━━ Supplied material ━━

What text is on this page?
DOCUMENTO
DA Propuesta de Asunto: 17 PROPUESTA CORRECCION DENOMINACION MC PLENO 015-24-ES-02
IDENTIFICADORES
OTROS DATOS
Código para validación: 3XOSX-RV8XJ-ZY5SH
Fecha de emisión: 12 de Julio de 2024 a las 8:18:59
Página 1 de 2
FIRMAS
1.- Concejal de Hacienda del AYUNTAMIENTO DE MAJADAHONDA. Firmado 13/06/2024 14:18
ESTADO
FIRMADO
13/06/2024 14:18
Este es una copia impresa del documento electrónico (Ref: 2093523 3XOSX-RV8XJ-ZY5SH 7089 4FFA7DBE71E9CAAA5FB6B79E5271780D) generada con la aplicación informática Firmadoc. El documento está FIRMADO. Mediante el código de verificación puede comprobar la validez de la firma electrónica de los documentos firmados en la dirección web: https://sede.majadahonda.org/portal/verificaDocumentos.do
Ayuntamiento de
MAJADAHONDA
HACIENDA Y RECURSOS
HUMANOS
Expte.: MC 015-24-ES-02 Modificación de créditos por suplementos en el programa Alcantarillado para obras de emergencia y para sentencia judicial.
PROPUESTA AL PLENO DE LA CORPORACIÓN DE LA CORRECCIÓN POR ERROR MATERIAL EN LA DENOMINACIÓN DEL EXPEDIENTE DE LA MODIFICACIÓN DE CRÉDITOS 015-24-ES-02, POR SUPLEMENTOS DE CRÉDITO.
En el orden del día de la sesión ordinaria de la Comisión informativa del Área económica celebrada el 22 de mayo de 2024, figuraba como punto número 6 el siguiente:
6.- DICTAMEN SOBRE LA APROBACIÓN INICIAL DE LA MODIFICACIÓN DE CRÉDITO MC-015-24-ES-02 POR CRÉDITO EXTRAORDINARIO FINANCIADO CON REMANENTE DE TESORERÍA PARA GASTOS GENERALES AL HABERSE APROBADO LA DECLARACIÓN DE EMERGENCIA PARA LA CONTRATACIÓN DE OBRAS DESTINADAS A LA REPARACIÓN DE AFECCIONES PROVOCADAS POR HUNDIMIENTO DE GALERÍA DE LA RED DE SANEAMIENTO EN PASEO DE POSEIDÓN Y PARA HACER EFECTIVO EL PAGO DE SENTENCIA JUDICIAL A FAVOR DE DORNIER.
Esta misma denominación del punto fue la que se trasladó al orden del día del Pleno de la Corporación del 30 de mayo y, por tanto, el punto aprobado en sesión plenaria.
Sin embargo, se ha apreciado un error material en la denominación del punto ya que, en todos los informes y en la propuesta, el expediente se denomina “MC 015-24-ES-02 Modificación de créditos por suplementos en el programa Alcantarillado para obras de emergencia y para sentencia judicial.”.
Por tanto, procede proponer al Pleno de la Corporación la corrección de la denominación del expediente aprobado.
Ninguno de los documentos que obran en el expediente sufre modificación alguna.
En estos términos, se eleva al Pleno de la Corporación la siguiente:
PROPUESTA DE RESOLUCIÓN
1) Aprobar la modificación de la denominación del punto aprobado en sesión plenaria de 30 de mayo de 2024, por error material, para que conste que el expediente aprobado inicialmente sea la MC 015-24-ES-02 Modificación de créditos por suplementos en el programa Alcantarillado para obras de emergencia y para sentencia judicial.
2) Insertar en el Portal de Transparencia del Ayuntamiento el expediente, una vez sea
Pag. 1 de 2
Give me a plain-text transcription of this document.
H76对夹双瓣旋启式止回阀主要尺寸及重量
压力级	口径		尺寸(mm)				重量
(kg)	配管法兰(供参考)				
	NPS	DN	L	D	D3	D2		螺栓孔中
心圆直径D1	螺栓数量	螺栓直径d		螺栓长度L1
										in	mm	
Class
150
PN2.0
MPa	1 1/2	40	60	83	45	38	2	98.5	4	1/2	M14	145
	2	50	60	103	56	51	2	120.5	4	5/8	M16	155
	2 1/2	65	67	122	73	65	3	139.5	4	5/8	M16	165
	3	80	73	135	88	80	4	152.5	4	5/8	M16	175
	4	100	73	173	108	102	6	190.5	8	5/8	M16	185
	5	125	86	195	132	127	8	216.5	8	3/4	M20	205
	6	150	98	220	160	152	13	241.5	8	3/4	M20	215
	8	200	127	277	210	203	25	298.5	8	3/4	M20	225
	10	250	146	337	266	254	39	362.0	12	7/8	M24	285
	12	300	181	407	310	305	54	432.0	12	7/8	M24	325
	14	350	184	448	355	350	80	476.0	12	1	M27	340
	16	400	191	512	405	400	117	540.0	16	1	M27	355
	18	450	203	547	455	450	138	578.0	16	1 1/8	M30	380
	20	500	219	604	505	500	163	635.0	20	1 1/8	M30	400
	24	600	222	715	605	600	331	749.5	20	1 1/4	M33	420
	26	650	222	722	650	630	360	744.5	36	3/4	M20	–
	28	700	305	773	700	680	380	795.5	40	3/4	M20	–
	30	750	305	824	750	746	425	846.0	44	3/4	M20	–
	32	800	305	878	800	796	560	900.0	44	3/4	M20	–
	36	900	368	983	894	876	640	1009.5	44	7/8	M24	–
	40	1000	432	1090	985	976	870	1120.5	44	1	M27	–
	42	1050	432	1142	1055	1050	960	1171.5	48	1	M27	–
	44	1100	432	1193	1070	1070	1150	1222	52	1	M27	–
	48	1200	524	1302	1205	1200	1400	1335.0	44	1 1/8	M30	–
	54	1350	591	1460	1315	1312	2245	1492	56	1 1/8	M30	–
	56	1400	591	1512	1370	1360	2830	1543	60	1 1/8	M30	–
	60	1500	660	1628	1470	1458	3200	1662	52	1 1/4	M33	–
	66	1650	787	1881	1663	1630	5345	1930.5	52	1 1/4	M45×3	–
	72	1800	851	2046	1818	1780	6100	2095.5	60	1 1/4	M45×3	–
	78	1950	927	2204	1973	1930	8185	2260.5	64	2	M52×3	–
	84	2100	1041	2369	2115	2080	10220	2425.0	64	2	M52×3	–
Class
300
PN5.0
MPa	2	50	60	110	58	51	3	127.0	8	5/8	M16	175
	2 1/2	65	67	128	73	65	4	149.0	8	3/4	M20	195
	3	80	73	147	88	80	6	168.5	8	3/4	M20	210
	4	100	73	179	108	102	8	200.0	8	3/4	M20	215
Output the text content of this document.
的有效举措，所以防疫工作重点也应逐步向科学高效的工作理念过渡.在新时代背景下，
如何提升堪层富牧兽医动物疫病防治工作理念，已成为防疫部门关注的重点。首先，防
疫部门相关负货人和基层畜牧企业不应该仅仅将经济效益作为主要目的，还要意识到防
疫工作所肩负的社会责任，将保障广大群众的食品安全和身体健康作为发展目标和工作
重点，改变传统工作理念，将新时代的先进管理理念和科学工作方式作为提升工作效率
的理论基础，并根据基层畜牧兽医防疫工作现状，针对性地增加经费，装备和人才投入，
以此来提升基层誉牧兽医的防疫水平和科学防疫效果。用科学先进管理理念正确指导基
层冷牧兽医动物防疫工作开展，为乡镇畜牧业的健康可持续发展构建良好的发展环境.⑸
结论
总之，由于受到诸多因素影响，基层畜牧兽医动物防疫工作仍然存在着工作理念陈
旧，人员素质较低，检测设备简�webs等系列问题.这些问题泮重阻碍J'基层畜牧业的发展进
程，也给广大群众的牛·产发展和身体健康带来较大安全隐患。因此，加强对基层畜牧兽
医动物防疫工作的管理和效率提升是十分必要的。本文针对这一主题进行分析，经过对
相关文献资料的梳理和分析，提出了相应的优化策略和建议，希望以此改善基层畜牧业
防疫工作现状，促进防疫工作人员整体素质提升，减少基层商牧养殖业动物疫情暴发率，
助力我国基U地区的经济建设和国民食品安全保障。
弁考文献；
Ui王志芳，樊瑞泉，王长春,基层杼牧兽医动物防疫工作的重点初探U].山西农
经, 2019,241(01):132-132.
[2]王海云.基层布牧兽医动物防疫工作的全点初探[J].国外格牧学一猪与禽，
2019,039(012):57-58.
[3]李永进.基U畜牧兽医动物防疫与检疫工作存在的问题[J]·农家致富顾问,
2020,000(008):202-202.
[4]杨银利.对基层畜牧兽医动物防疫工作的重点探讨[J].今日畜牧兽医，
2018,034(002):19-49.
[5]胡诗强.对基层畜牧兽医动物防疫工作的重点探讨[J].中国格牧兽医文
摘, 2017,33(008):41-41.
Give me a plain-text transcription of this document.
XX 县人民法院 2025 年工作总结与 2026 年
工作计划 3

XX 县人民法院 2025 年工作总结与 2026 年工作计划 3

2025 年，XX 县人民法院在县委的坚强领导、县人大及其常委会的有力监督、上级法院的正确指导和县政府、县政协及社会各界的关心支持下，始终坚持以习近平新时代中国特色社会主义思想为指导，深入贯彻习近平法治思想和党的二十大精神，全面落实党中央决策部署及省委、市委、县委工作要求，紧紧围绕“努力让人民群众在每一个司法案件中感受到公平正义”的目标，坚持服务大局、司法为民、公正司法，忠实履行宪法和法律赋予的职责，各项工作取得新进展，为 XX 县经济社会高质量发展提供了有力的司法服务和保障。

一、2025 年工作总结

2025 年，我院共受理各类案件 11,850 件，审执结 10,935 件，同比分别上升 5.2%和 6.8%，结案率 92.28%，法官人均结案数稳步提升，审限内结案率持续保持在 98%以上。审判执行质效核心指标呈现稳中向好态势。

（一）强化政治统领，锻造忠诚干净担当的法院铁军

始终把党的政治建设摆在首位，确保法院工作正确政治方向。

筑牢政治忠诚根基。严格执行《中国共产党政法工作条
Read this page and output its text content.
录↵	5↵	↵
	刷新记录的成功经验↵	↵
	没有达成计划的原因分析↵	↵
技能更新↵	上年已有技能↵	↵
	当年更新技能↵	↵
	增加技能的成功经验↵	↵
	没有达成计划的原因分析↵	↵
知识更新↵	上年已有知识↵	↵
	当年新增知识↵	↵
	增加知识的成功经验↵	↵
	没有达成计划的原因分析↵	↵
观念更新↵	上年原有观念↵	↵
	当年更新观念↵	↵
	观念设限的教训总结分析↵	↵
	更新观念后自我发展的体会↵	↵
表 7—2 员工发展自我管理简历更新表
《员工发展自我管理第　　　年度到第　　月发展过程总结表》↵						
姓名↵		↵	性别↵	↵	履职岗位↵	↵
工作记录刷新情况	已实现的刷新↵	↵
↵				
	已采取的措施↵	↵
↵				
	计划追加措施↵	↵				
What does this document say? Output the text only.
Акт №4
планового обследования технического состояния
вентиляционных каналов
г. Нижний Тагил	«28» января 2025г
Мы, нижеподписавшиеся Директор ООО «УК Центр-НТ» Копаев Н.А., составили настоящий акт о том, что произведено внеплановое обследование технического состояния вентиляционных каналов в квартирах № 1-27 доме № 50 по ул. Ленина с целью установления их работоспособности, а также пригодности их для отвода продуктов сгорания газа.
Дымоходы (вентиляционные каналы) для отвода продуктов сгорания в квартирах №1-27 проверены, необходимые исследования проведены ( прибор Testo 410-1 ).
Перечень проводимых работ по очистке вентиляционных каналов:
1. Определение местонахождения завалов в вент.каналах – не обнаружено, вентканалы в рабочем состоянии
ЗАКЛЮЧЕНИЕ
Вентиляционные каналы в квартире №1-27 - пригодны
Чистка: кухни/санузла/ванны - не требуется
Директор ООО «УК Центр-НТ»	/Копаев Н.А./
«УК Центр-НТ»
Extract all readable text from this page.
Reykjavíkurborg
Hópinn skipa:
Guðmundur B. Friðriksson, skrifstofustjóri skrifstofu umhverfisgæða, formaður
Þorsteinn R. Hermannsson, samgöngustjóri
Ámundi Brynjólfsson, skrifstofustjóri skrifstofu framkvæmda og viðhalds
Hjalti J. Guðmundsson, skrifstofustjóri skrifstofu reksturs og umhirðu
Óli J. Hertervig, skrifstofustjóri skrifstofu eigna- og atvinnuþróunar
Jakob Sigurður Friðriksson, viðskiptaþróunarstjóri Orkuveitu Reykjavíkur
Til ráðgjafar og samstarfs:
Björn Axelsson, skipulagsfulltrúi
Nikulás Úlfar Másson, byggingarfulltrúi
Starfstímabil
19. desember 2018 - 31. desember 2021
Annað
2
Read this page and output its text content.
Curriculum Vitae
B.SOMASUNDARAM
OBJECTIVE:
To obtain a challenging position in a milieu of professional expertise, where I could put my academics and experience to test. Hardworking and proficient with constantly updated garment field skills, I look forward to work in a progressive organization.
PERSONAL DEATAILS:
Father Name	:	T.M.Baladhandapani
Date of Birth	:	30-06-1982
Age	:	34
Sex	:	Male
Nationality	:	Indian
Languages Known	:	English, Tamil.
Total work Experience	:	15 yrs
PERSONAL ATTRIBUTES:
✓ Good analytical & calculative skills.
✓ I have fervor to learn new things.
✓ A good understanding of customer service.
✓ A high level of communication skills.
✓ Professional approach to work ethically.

━━━

*Request:*
Copy out every line of the data that includes the word "plenaria".

*Solution to the exercise:*
Esta misma denominación del punto fue la que se trasladó al orden del día del Pleno de la Corporación del 30 de mayo y, por tanto, el punto aprobado en sesión plenaria.
1) Aprobar la modificación de la denominación del punto aprobado en sesión plenaria de 30 de mayo de 2024, por error material, para que conste que el expediente aprobado inicialmente sea la MC 015-24-ES-02 Modificación de créditos por suplementos en el programa Alcantarillado para obras de emergencia y para sentencia judicial.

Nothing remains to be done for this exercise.